_Task requirements_.
Copy out all the records, replacing every "bounding boxes" with "coordinates" and changing nothing else.

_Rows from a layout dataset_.
◇ ◇ ◇ ◇ ◇ ◇ ◇

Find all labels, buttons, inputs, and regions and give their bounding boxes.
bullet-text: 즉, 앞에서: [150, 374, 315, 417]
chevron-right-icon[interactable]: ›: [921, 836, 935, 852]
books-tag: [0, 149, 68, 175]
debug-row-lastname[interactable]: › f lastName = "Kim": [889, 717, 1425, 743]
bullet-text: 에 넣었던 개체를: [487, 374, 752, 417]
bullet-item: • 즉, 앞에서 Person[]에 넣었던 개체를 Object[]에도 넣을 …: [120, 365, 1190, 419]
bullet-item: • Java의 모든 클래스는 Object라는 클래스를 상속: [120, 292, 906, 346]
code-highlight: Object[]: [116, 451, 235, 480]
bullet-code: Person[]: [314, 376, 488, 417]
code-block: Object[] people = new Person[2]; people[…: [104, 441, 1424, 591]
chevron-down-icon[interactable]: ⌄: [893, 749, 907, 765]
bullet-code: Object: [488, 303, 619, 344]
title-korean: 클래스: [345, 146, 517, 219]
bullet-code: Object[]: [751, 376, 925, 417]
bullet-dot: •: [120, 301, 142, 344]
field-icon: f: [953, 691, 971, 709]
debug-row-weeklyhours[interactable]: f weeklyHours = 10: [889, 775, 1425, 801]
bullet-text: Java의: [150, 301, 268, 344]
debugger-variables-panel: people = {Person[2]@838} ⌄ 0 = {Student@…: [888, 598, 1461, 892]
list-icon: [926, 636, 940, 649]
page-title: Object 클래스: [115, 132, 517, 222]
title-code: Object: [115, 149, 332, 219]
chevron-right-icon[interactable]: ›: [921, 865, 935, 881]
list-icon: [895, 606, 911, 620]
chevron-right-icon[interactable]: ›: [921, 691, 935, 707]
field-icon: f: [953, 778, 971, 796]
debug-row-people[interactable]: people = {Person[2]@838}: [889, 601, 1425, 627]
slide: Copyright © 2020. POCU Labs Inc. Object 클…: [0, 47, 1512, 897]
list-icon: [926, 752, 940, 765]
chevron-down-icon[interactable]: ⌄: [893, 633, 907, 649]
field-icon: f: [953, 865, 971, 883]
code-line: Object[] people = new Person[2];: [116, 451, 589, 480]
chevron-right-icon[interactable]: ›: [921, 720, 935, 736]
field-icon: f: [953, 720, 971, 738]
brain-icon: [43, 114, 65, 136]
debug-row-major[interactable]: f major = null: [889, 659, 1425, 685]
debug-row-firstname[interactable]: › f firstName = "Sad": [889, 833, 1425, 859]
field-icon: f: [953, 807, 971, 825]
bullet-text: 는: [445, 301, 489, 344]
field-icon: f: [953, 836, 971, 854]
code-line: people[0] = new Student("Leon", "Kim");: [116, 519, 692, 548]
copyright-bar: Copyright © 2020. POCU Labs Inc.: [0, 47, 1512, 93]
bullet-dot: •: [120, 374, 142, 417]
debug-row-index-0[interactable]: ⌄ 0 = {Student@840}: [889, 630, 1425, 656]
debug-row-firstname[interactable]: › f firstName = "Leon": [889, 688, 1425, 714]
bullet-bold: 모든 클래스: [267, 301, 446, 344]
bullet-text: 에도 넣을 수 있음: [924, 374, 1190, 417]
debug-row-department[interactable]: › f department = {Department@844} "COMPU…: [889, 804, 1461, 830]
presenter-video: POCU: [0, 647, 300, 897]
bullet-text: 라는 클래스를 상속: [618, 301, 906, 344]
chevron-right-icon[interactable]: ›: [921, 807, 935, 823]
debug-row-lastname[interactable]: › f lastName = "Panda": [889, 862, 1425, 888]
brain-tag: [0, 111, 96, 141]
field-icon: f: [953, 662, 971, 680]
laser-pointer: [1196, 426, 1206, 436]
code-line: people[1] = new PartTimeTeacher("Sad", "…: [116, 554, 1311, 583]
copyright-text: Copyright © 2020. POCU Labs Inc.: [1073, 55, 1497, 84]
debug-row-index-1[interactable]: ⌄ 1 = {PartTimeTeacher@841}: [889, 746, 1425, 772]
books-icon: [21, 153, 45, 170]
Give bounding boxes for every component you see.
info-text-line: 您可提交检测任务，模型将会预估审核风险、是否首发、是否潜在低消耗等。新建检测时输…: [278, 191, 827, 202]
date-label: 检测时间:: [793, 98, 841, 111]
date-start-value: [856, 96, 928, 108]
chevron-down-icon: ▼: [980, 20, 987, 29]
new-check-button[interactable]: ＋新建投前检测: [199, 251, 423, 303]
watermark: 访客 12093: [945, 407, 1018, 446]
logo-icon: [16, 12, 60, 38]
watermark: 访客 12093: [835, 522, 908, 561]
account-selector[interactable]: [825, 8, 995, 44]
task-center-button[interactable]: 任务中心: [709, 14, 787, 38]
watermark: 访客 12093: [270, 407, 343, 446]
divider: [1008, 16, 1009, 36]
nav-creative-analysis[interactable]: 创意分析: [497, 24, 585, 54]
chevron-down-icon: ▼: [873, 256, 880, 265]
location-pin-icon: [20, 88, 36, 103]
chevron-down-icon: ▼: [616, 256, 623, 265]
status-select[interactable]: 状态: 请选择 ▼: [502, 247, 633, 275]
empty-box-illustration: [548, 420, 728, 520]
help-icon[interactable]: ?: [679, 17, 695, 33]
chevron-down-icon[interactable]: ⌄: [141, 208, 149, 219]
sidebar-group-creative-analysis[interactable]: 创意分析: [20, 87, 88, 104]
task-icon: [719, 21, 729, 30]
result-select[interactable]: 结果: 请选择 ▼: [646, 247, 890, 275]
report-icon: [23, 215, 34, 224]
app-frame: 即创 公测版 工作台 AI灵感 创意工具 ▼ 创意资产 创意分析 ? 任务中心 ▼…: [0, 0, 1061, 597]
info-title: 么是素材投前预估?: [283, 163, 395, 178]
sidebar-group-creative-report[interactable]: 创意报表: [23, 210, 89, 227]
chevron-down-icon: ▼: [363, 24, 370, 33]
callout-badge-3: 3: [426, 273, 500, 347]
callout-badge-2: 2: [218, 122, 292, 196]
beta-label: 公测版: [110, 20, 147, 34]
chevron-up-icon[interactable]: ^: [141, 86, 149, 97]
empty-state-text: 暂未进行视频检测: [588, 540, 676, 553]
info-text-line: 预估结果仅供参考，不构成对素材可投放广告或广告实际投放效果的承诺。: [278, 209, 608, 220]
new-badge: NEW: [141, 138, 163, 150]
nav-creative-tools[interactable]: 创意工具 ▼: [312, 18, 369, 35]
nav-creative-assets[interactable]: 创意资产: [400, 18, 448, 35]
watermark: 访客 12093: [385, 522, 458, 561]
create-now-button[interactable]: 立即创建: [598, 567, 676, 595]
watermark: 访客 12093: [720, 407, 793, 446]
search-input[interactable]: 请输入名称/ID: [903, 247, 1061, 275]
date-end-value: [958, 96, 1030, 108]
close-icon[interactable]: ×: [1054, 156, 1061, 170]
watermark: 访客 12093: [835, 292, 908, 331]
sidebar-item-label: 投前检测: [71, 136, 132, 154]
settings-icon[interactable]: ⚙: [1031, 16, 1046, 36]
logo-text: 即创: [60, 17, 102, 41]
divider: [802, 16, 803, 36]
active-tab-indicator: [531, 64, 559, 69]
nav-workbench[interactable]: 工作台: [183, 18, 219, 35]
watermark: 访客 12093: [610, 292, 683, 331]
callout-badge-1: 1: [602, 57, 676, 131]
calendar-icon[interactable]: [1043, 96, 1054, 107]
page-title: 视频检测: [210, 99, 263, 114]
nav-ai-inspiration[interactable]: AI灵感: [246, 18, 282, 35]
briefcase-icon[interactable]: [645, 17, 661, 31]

◇ ◇ ◇ ◇ ◇ ◇ ◇

_Response to the task_.
Find all labels, buttons, inputs, and regions and give their coordinates.
bullet-text: 즉, 앞에서: [150, 374, 315, 417]
chevron-right-icon[interactable]: ›: [921, 836, 935, 852]
books-tag: [0, 149, 68, 175]
debug-row-lastname[interactable]: › f lastName = "Kim": [889, 717, 1425, 743]
bullet-text: 에 넣었던 개체를: [487, 374, 752, 417]
bullet-item: • 즉, 앞에서 Person[]에 넣었던 개체를 Object[]에도 넣을 …: [120, 365, 1190, 419]
bullet-item: • Java의 모든 클래스는 Object라는 클래스를 상속: [120, 292, 906, 346]
code-highlight: Object[]: [116, 451, 235, 480]
bullet-code: Person[]: [314, 376, 488, 417]
code-block: Object[] people = new Person[2]; people[…: [104, 441, 1424, 591]
chevron-down-icon[interactable]: ⌄: [893, 749, 907, 765]
bullet-code: Object: [488, 303, 619, 344]
title-korean: 클래스: [345, 146, 517, 219]
bullet-code: Object[]: [751, 376, 925, 417]
bullet-dot: •: [120, 301, 142, 344]
field-icon: f: [953, 691, 971, 709]
debug-row-weeklyhours[interactable]: f weeklyHours = 10: [889, 775, 1425, 801]
bullet-text: Java의: [150, 301, 268, 344]
debugger-variables-panel: people = {Person[2]@838} ⌄ 0 = {Student@…: [888, 598, 1461, 892]
list-icon: [926, 636, 940, 649]
page-title: Object 클래스: [115, 132, 517, 222]
title-code: Object: [115, 149, 332, 219]
chevron-right-icon[interactable]: ›: [921, 865, 935, 881]
list-icon: [895, 606, 911, 620]
chevron-right-icon[interactable]: ›: [921, 691, 935, 707]
field-icon: f: [953, 778, 971, 796]
debug-row-people[interactable]: people = {Person[2]@838}: [889, 601, 1425, 627]
slide: Copyright © 2020. POCU Labs Inc. Object 클…: [0, 47, 1512, 897]
list-icon: [926, 752, 940, 765]
chevron-down-icon[interactable]: ⌄: [893, 633, 907, 649]
field-icon: f: [953, 865, 971, 883]
code-line: Object[] people = new Person[2];: [116, 451, 589, 480]
chevron-right-icon[interactable]: ›: [921, 720, 935, 736]
field-icon: f: [953, 720, 971, 738]
brain-icon: [43, 114, 65, 136]
debug-row-major[interactable]: f major = null: [889, 659, 1425, 685]
debug-row-firstname[interactable]: › f firstName = "Sad": [889, 833, 1425, 859]
field-icon: f: [953, 807, 971, 825]
bullet-text: 는: [445, 301, 489, 344]
field-icon: f: [953, 836, 971, 854]
code-line: people[0] = new Student("Leon", "Kim");: [116, 519, 692, 548]
copyright-bar: Copyright © 2020. POCU Labs Inc.: [0, 47, 1512, 93]
bullet-dot: •: [120, 374, 142, 417]
debug-row-index-0[interactable]: ⌄ 0 = {Student@840}: [889, 630, 1425, 656]
debug-row-firstname[interactable]: › f firstName = "Leon": [889, 688, 1425, 714]
bullet-bold: 모든 클래스: [267, 301, 446, 344]
bullet-text: 에도 넣을 수 있음: [924, 374, 1190, 417]
debug-row-department[interactable]: › f department = {Department@844} "COMPU…: [889, 804, 1461, 830]
presenter-video: POCU: [0, 647, 300, 897]
bullet-text: 라는 클래스를 상속: [618, 301, 906, 344]
chevron-right-icon[interactable]: ›: [921, 807, 935, 823]
debug-row-lastname[interactable]: › f lastName = "Panda": [889, 862, 1425, 888]
brain-tag: [0, 111, 96, 141]
field-icon: f: [953, 662, 971, 680]
laser-pointer: [1196, 426, 1206, 436]
code-line: people[1] = new PartTimeTeacher("Sad", "…: [116, 554, 1311, 583]
copyright-text: Copyright © 2020. POCU Labs Inc.: [1073, 55, 1497, 84]
debug-row-index-1[interactable]: ⌄ 1 = {PartTimeTeacher@841}: [889, 746, 1425, 772]
books-icon: [21, 153, 45, 170]
Give coordinates for every component you see.
info-text-line: 您可提交检测任务，模型将会预估审核风险、是否首发、是否潜在低消耗等。新建检测时输…: [278, 191, 827, 202]
date-label: 检测时间:: [793, 98, 841, 111]
date-start-value: [856, 96, 928, 108]
chevron-down-icon: ▼: [980, 20, 987, 29]
new-check-button[interactable]: ＋新建投前检测: [199, 251, 423, 303]
watermark: 访客 12093: [945, 407, 1018, 446]
logo-icon: [16, 12, 60, 38]
watermark: 访客 12093: [835, 522, 908, 561]
account-selector[interactable]: [825, 8, 995, 44]
task-center-button[interactable]: 任务中心: [709, 14, 787, 38]
watermark: 访客 12093: [270, 407, 343, 446]
divider: [1008, 16, 1009, 36]
nav-creative-analysis[interactable]: 创意分析: [497, 24, 585, 54]
chevron-down-icon: ▼: [873, 256, 880, 265]
location-pin-icon: [20, 88, 36, 103]
chevron-down-icon: ▼: [616, 256, 623, 265]
status-select[interactable]: 状态: 请选择 ▼: [502, 247, 633, 275]
empty-box-illustration: [548, 420, 728, 520]
help-icon[interactable]: ?: [679, 17, 695, 33]
chevron-down-icon[interactable]: ⌄: [141, 208, 149, 219]
sidebar-group-creative-analysis[interactable]: 创意分析: [20, 87, 88, 104]
task-icon: [719, 21, 729, 30]
result-select[interactable]: 结果: 请选择 ▼: [646, 247, 890, 275]
report-icon: [23, 215, 34, 224]
app-frame: 即创 公测版 工作台 AI灵感 创意工具 ▼ 创意资产 创意分析 ? 任务中心 ▼…: [0, 0, 1061, 597]
info-title: 么是素材投前预估?: [283, 163, 395, 178]
sidebar-group-creative-report[interactable]: 创意报表: [23, 210, 89, 227]
chevron-down-icon: ▼: [363, 24, 370, 33]
callout-badge-3: 3: [426, 273, 500, 347]
callout-badge-2: 2: [218, 122, 292, 196]
beta-label: 公测版: [110, 20, 147, 34]
chevron-up-icon[interactable]: ^: [141, 86, 149, 97]
empty-state-text: 暂未进行视频检测: [588, 540, 676, 553]
info-text-line: 预估结果仅供参考，不构成对素材可投放广告或广告实际投放效果的承诺。: [278, 209, 608, 220]
new-badge: NEW: [141, 138, 163, 150]
nav-creative-tools[interactable]: 创意工具 ▼: [312, 18, 369, 35]
nav-creative-assets[interactable]: 创意资产: [400, 18, 448, 35]
watermark: 访客 12093: [385, 522, 458, 561]
create-now-button[interactable]: 立即创建: [598, 567, 676, 595]
watermark: 访客 12093: [720, 407, 793, 446]
search-input[interactable]: 请输入名称/ID: [903, 247, 1061, 275]
date-end-value: [958, 96, 1030, 108]
close-icon[interactable]: ×: [1054, 156, 1061, 170]
watermark: 访客 12093: [835, 292, 908, 331]
sidebar-item-label: 投前检测: [71, 136, 132, 154]
settings-icon[interactable]: ⚙: [1031, 16, 1046, 36]
logo-text: 即创: [60, 17, 102, 41]
divider: [802, 16, 803, 36]
active-tab-indicator: [531, 64, 559, 69]
nav-workbench[interactable]: 工作台: [183, 18, 219, 35]
watermark: 访客 12093: [610, 292, 683, 331]
callout-badge-1: 1: [602, 57, 676, 131]
calendar-icon[interactable]: [1043, 96, 1054, 107]
page-title: 视频检测: [210, 99, 263, 114]
nav-ai-inspiration[interactable]: AI灵感: [246, 18, 282, 35]
briefcase-icon[interactable]: [645, 17, 661, 31]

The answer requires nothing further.